Prompt | Gather each line of the entries below that includes "subtitle".

%%

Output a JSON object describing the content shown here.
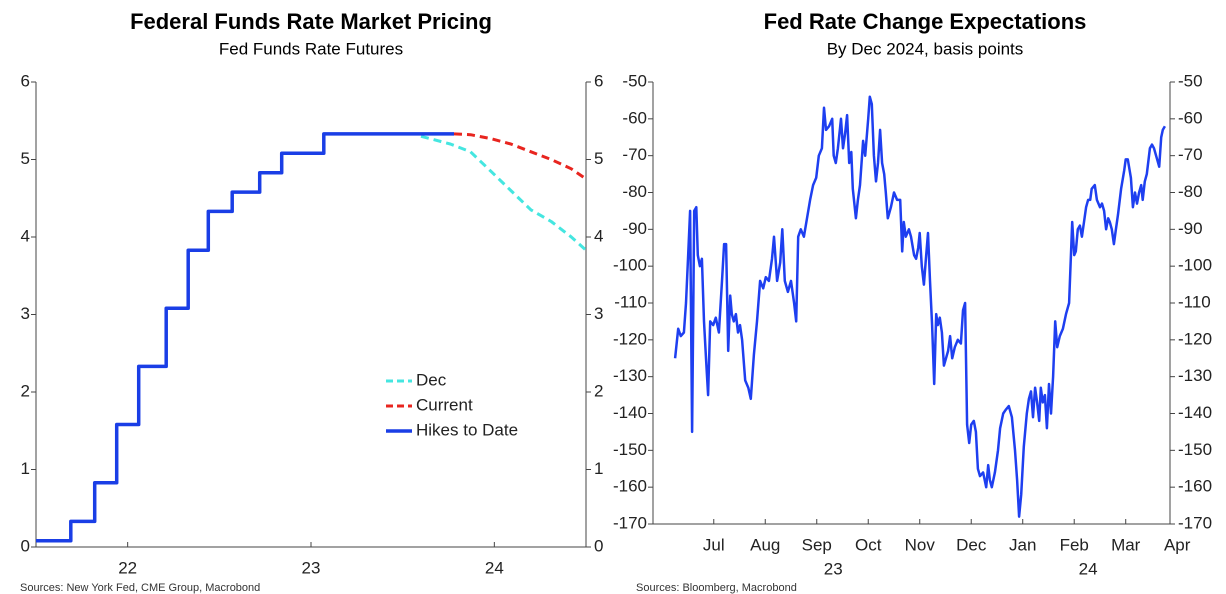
{
  "chart_data": [
    {
      "type": "line",
      "title": "Federal Funds Rate Market Pricing",
      "subtitle": "Fed Funds Rate Futures",
      "source": "Sources: New York Fed, CME Group, Macrobond",
      "xlim": [
        2022,
        2025
      ],
      "xticks": [
        {
          "value": 2022.5,
          "label": "22"
        },
        {
          "value": 2023.5,
          "label": "23"
        },
        {
          "value": 2024.5,
          "label": "24"
        }
      ],
      "ylim": [
        0,
        6
      ],
      "yticks": [
        0,
        1,
        2,
        3,
        4,
        5,
        6
      ],
      "y2lim": [
        0,
        6
      ],
      "y2ticks": [
        0,
        1,
        2,
        3,
        4,
        5,
        6
      ],
      "legend": "right",
      "series": [
        {
          "name": "Dec",
          "color": "#45e6e0",
          "style": "dashed",
          "width": 3,
          "x": [
            2024.1,
            2024.26,
            2024.37,
            2024.48,
            2024.59,
            2024.7,
            2024.81,
            2024.92,
            2025.0
          ],
          "values": [
            5.3,
            5.2,
            5.1,
            4.85,
            4.6,
            4.35,
            4.2,
            4.0,
            3.83
          ]
        },
        {
          "name": "Current",
          "color": "#e8251f",
          "style": "dashed",
          "width": 3,
          "x": [
            2024.28,
            2024.37,
            2024.48,
            2024.59,
            2024.7,
            2024.81,
            2024.92,
            2025.0
          ],
          "values": [
            5.33,
            5.32,
            5.27,
            5.2,
            5.1,
            5.0,
            4.88,
            4.75
          ]
        },
        {
          "name": "Hikes to Date",
          "color": "#1a3ee6",
          "style": "solid",
          "width": 3.5,
          "x": [
            2022.0,
            2022.19,
            2022.19,
            2022.32,
            2022.32,
            2022.44,
            2022.44,
            2022.56,
            2022.56,
            2022.71,
            2022.71,
            2022.83,
            2022.83,
            2022.94,
            2022.94,
            2023.07,
            2023.07,
            2023.22,
            2023.22,
            2023.34,
            2023.34,
            2023.57,
            2023.57,
            2024.28
          ],
          "values": [
            0.08,
            0.08,
            0.33,
            0.33,
            0.83,
            0.83,
            1.58,
            1.58,
            2.33,
            2.33,
            3.08,
            3.08,
            3.83,
            3.83,
            4.33,
            4.33,
            4.58,
            4.58,
            4.83,
            4.83,
            5.08,
            5.08,
            5.33,
            5.33
          ]
        }
      ]
    },
    {
      "type": "line",
      "title": "Fed Rate Change Expectations",
      "subtitle": "By Dec 2024, basis points",
      "source": "Sources: Bloomberg, Macrobond",
      "xlim": [
        6.32,
        16.36
      ],
      "xticks": [
        {
          "value": 7.5,
          "label": "Jul"
        },
        {
          "value": 8.5,
          "label": "Aug"
        },
        {
          "value": 9.5,
          "label": "Sep"
        },
        {
          "value": 10.5,
          "label": "Oct"
        },
        {
          "value": 11.5,
          "label": "Nov"
        },
        {
          "value": 12.5,
          "label": "Dec"
        },
        {
          "value": 13.5,
          "label": "Jan"
        },
        {
          "value": 14.5,
          "label": "Feb"
        },
        {
          "value": 15.5,
          "label": "Mar"
        },
        {
          "value": 16.5,
          "label": "Apr"
        }
      ],
      "secondary_labels": [
        {
          "value": 9.82,
          "label": "23"
        },
        {
          "value": 14.77,
          "label": "24"
        }
      ],
      "ylim": [
        -170,
        -50
      ],
      "yticks": [
        -170,
        -160,
        -150,
        -140,
        -130,
        -120,
        -110,
        -100,
        -90,
        -80,
        -70,
        -60,
        -50
      ],
      "y2lim": [
        -170,
        -50
      ],
      "y2ticks": [
        -170,
        -160,
        -150,
        -140,
        -130,
        -120,
        -110,
        -100,
        -90,
        -80,
        -70,
        -60,
        -50
      ],
      "series": [
        {
          "color": "#1e3ff0",
          "style": "solid",
          "width": 2.5,
          "x": [
            6.75,
            6.81,
            6.86,
            6.92,
            6.96,
            7.0,
            7.04,
            7.08,
            7.12,
            7.16,
            7.19,
            7.23,
            7.27,
            7.31,
            7.35,
            7.39,
            7.43,
            7.49,
            7.54,
            7.6,
            7.66,
            7.7,
            7.74,
            7.78,
            7.82,
            7.85,
            7.89,
            7.93,
            7.97,
            8.01,
            8.05,
            8.11,
            8.17,
            8.22,
            8.28,
            8.34,
            8.4,
            8.46,
            8.51,
            8.57,
            8.63,
            8.67,
            8.73,
            8.79,
            8.83,
            8.88,
            8.94,
            9.0,
            9.06,
            9.1,
            9.14,
            9.19,
            9.25,
            9.31,
            9.37,
            9.43,
            9.49,
            9.54,
            9.6,
            9.64,
            9.68,
            9.74,
            9.8,
            9.83,
            9.87,
            9.91,
            9.97,
            10.01,
            10.05,
            10.09,
            10.13,
            10.17,
            10.2,
            10.26,
            10.3,
            10.34,
            10.4,
            10.44,
            10.5,
            10.53,
            10.57,
            10.61,
            10.65,
            10.69,
            10.73,
            10.77,
            10.81,
            10.84,
            10.88,
            10.94,
            11.0,
            11.06,
            11.12,
            11.16,
            11.19,
            11.23,
            11.29,
            11.33,
            11.39,
            11.43,
            11.47,
            11.5,
            11.54,
            11.58,
            11.62,
            11.66,
            11.7,
            11.74,
            11.78,
            11.82,
            11.85,
            11.89,
            11.93,
            11.97,
            12.01,
            12.05,
            12.09,
            12.13,
            12.18,
            12.24,
            12.3,
            12.34,
            12.38,
            12.42,
            12.46,
            12.5,
            12.55,
            12.59,
            12.63,
            12.67,
            12.73,
            12.79,
            12.83,
            12.86,
            12.9,
            12.96,
            13.02,
            13.06,
            13.12,
            13.17,
            13.23,
            13.29,
            13.35,
            13.39,
            13.43,
            13.47,
            13.52,
            13.58,
            13.62,
            13.66,
            13.7,
            13.74,
            13.78,
            13.82,
            13.85,
            13.89,
            13.93,
            13.97,
            14.01,
            14.05,
            14.09,
            14.13,
            14.17,
            14.22,
            14.28,
            14.34,
            14.4,
            14.46,
            14.5,
            14.53,
            14.57,
            14.61,
            14.65,
            14.69,
            14.73,
            14.77,
            14.81,
            14.84,
            14.9,
            14.94,
            15.0,
            15.04,
            15.08,
            15.12,
            15.16,
            15.19,
            15.23,
            15.27,
            15.31,
            15.35,
            15.41,
            15.47,
            15.5,
            15.54,
            15.6,
            15.64,
            15.68,
            15.72,
            15.76,
            15.8,
            15.83,
            15.87,
            15.91,
            15.97,
            16.01,
            16.05,
            16.09,
            16.15,
            16.19,
            16.22,
            16.26
          ],
          "values": [
            -125,
            -117,
            -119,
            -118,
            -110,
            -98,
            -85,
            -145,
            -85,
            -84,
            -97,
            -100,
            -98,
            -115,
            -125,
            -135,
            -115,
            -116,
            -114,
            -118,
            -104,
            -94,
            -94,
            -123,
            -108,
            -113,
            -115,
            -113,
            -118,
            -116,
            -120,
            -131,
            -133,
            -136,
            -124,
            -115,
            -104,
            -106,
            -103,
            -104,
            -98,
            -92,
            -104,
            -99,
            -90,
            -104,
            -107,
            -104,
            -110,
            -115,
            -92,
            -90,
            -92,
            -87,
            -82,
            -78,
            -76,
            -70,
            -68,
            -57,
            -63,
            -62,
            -60,
            -70,
            -72,
            -68,
            -60,
            -68,
            -64,
            -59,
            -72,
            -69,
            -79,
            -87,
            -82,
            -78,
            -66,
            -70,
            -60,
            -54,
            -56,
            -70,
            -77,
            -72,
            -63,
            -72,
            -75,
            -80,
            -87,
            -84,
            -80,
            -82,
            -82,
            -96,
            -88,
            -92,
            -90,
            -92,
            -97,
            -98,
            -95,
            -91,
            -100,
            -105,
            -98,
            -91,
            -104,
            -116,
            -132,
            -113,
            -116,
            -114,
            -118,
            -127,
            -125,
            -123,
            -119,
            -125,
            -122,
            -120,
            -121,
            -112,
            -110,
            -143,
            -148,
            -143,
            -142,
            -145,
            -155,
            -157,
            -156,
            -160,
            -154,
            -158,
            -160,
            -156,
            -150,
            -144,
            -140,
            -139,
            -138,
            -141,
            -150,
            -158,
            -168,
            -162,
            -149,
            -140,
            -136,
            -134,
            -141,
            -133,
            -137,
            -142,
            -133,
            -137,
            -135,
            -144,
            -132,
            -140,
            -130,
            -115,
            -122,
            -119,
            -117,
            -113,
            -110,
            -88,
            -97,
            -96,
            -90,
            -89,
            -92,
            -88,
            -84,
            -82,
            -82,
            -79,
            -78,
            -82,
            -84,
            -83,
            -85,
            -90,
            -87,
            -88,
            -90,
            -94,
            -90,
            -86,
            -79,
            -74,
            -71,
            -71,
            -76,
            -84,
            -80,
            -83,
            -80,
            -78,
            -82,
            -77,
            -75,
            -68,
            -67,
            -68,
            -70,
            -73,
            -65,
            -63,
            -62
          ]
        }
      ]
    }
  ]
}
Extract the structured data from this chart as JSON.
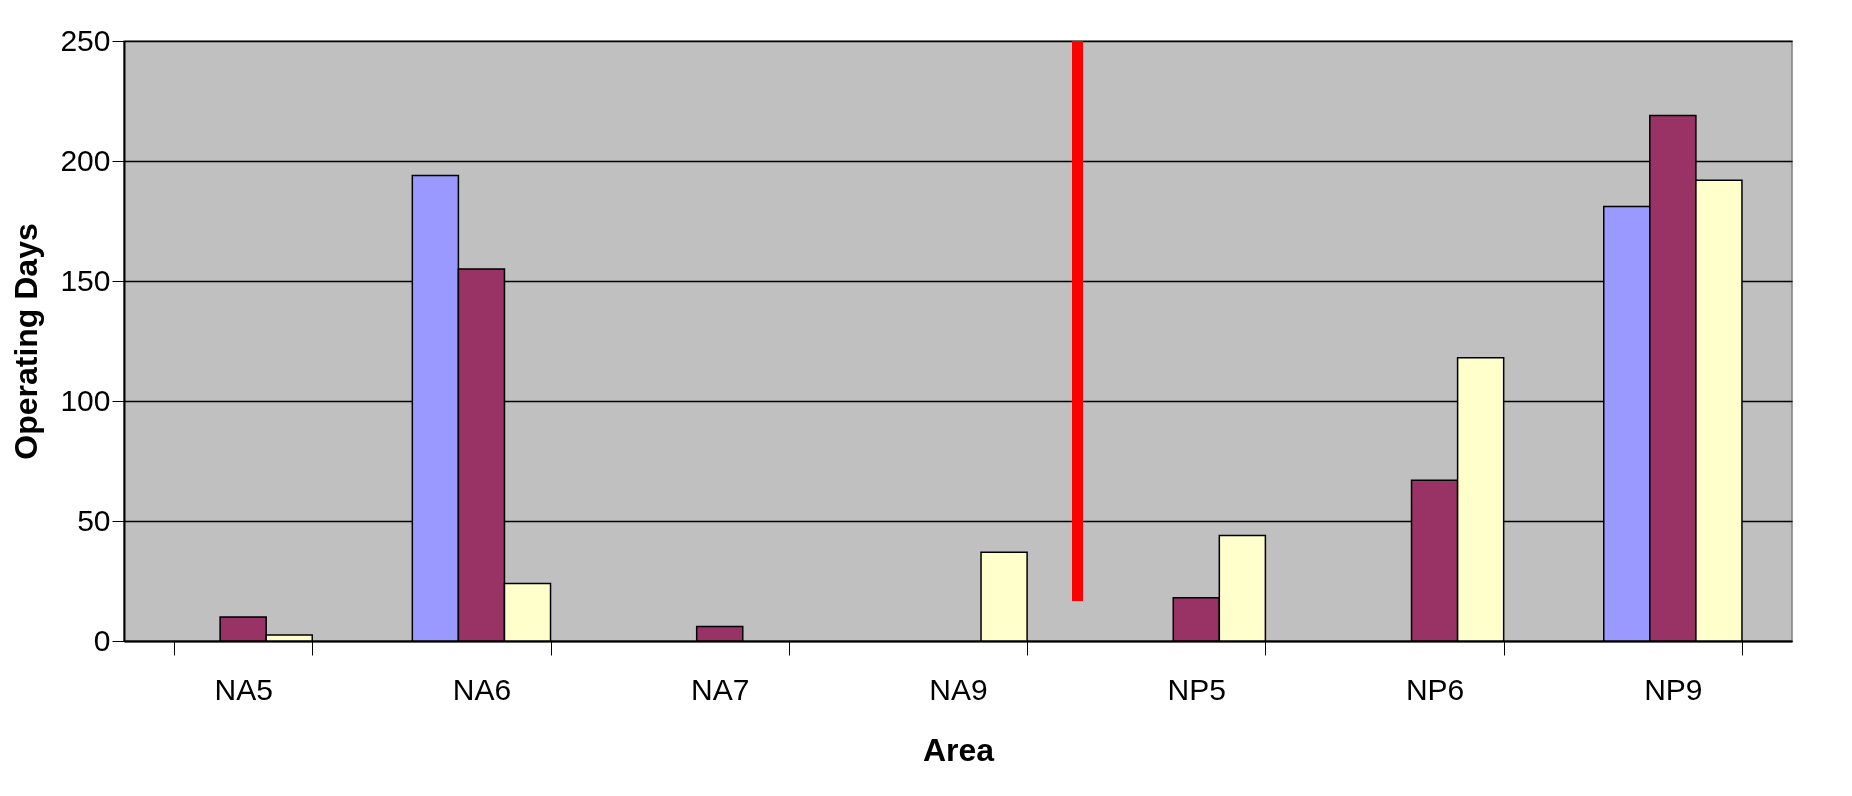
{
  "chart_data": {
    "type": "bar",
    "xlabel": "Area",
    "ylabel": "Operating Days",
    "categories": [
      "NA5",
      "NA6",
      "NA7",
      "NA9",
      "NP5",
      "NP6",
      "NP9"
    ],
    "series": [
      {
        "color": "#9999ff",
        "values": [
          null,
          194,
          null,
          null,
          null,
          null,
          181
        ]
      },
      {
        "color": "#993366",
        "values": [
          10,
          155,
          6,
          null,
          18,
          67,
          219
        ]
      },
      {
        "color": "#ffffcc",
        "values": [
          2.5,
          24,
          null,
          37,
          44,
          118,
          192
        ]
      }
    ],
    "ylim": [
      0,
      250
    ],
    "yticks": [
      0,
      50,
      100,
      150,
      200,
      250
    ],
    "grid": "y",
    "legend": false
  }
}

%%

Solution for this exercise |
      "subtitle": "Fed Funds Rate Futures",
      "subtitle": "By Dec 2024, basis points",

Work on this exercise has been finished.